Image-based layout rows
::::::
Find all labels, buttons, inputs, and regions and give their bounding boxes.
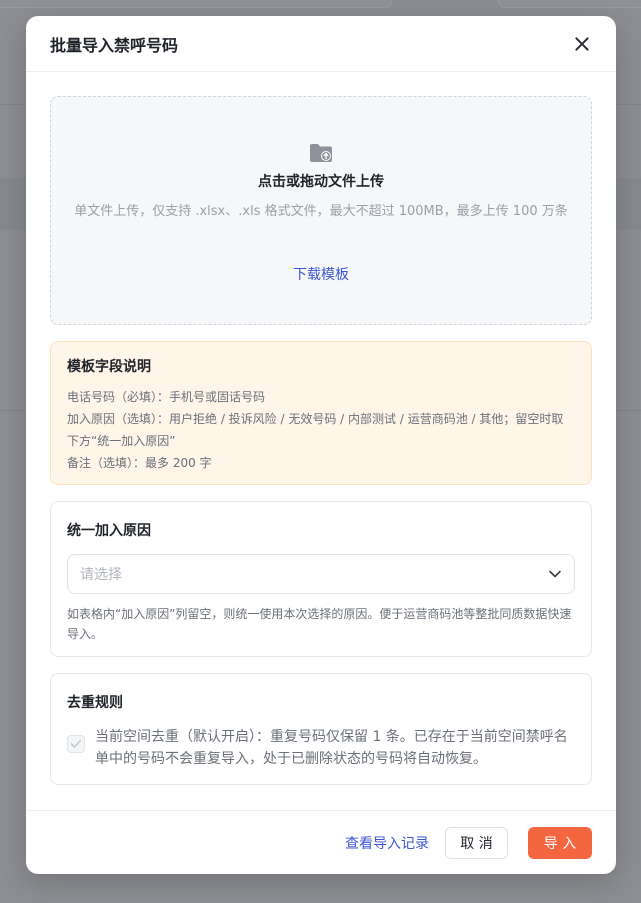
- notice-lines: 电话号码（必填）：手机号或固话号码 加入原因（选填）：用户拒绝 / 投诉风险 /…: [67, 386, 575, 474]
- modal-body: 点击或拖动文件上传 单文件上传，仅支持 .xlsx、.xls 格式文件，最大不超…: [26, 72, 616, 785]
- background-tab: [498, 0, 641, 8]
- view-import-records-link[interactable]: 查看导入记录: [345, 833, 429, 853]
- notice-line-phone: 电话号码（必填）：手机号或固话号码: [67, 390, 266, 404]
- upload-title: 点击或拖动文件上传: [258, 174, 384, 190]
- chevron-down-icon: [549, 570, 561, 578]
- import-button[interactable]: 导 入: [528, 826, 592, 859]
- reason-select-placeholder: 请选择: [80, 567, 122, 583]
- modal-header: 批量导入禁呼号码: [26, 16, 616, 72]
- dedupe-title: 去重规则: [67, 695, 123, 711]
- dedupe-description: 当前空间去重（默认开启）：重复号码仅保留 1 条。已存在于当前空间禁呼名单中的号…: [95, 729, 568, 767]
- dedupe-option: 当前空间去重（默认开启）：重复号码仅保留 1 条。已存在于当前空间禁呼名单中的号…: [67, 726, 575, 770]
- dedupe-rule-card: 去重规则 当前空间去重（默认开启）：重复号码仅保留 1 条。已存在于当前空间禁呼…: [50, 673, 592, 785]
- folder-upload-icon: [310, 144, 332, 162]
- download-template-link[interactable]: 下载模板: [293, 264, 349, 284]
- unified-reason-card: 统一加入原因 请选择 如表格内“加入原因”列留空，则统一使用本次选择的原因。便于…: [50, 501, 592, 657]
- background-tab: [0, 0, 392, 8]
- upload-description: 单文件上传，仅支持 .xlsx、.xls 格式文件，最大不超过 100MB，最多…: [74, 204, 568, 219]
- import-modal: 批量导入禁呼号码 点击或拖动文件上传 单文件上传，仅支持 .xlsx、.xls …: [26, 16, 616, 874]
- reason-hint: 如表格内“加入原因”列留空，则统一使用本次选择的原因。便于运营商码池等整批同质数…: [67, 607, 572, 641]
- notice-line-reason: 加入原因（选填）：用户拒绝 / 投诉风险 / 无效号码 / 内部测试 / 运营商…: [67, 412, 564, 448]
- notice-line-remark: 备注（选填）：最多 200 字: [67, 456, 212, 470]
- close-icon[interactable]: [572, 34, 592, 54]
- reason-select[interactable]: 请选择: [67, 554, 575, 594]
- upload-dropzone[interactable]: 点击或拖动文件上传 单文件上传，仅支持 .xlsx、.xls 格式文件，最大不超…: [50, 96, 592, 325]
- dedupe-checkbox[interactable]: [67, 735, 85, 753]
- notice-title: 模板字段说明: [67, 359, 151, 375]
- cancel-button[interactable]: 取 消: [445, 826, 508, 859]
- template-fields-notice: 模板字段说明 电话号码（必填）：手机号或固话号码 加入原因（选填）：用户拒绝 /…: [50, 341, 592, 485]
- reason-title: 统一加入原因: [67, 523, 151, 539]
- check-icon: [70, 739, 82, 748]
- modal-title: 批量导入禁呼号码: [50, 35, 179, 55]
- modal-footer: 查看导入记录 取 消 导 入: [26, 810, 616, 874]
::::::
AIM OF THE EXERCISE: Please echo the rows between the one holding "- notice-lines: 电话号码（必填）：手机号或固话号码" and the one holding "- dedupe-option: 当前空间去重（默认开启）：重复号码仅保留", inclusive, without changing a character.

SOLUTION TO THIS PROBLEM:
- notice-lines: 电话号码（必填）：手机号或固话号码 加入原因（选填）：用户拒绝 / 投诉风险 /…: [67, 386, 575, 474]
- modal-body: 点击或拖动文件上传 单文件上传，仅支持 .xlsx、.xls 格式文件，最大不超…: [26, 72, 616, 785]
- background-tab: [498, 0, 641, 8]
- view-import-records-link[interactable]: 查看导入记录: [345, 833, 429, 853]
- notice-line-phone: 电话号码（必填）：手机号或固话号码: [67, 390, 266, 404]
- upload-title: 点击或拖动文件上传: [258, 174, 384, 190]
- chevron-down-icon: [549, 570, 561, 578]
- import-button[interactable]: 导 入: [528, 826, 592, 859]
- reason-select-placeholder: 请选择: [80, 567, 122, 583]
- modal-header: 批量导入禁呼号码: [26, 16, 616, 72]
- dedupe-title: 去重规则: [67, 695, 123, 711]
- dedupe-description: 当前空间去重（默认开启）：重复号码仅保留 1 条。已存在于当前空间禁呼名单中的号…: [95, 729, 568, 767]
- dedupe-option: 当前空间去重（默认开启）：重复号码仅保留 1 条。已存在于当前空间禁呼名单中的号…: [67, 726, 575, 770]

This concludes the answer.